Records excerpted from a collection
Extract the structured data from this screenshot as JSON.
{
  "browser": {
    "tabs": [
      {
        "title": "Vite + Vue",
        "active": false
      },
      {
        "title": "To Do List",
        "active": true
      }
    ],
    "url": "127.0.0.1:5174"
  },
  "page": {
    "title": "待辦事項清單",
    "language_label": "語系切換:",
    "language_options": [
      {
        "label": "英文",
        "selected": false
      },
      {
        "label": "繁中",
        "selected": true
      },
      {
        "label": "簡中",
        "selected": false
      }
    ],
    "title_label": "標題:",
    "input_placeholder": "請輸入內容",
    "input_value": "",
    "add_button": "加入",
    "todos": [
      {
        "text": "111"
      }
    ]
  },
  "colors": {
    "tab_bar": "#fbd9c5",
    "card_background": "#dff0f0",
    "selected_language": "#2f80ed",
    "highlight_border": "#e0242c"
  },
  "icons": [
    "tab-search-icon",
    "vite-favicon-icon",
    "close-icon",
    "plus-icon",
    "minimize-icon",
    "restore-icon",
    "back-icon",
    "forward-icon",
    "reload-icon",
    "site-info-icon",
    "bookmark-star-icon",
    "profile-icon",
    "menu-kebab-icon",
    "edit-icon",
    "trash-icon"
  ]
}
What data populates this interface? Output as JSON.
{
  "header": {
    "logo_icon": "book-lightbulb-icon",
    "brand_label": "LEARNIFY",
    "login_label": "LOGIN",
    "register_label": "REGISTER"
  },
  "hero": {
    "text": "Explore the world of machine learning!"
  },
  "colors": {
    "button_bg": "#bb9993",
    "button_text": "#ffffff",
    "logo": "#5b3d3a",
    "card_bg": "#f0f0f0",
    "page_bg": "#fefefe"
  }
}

Stated exercise — Among the entries, how many lines contain the string "data"? Give the number without anything else.

Result of the exercise — 2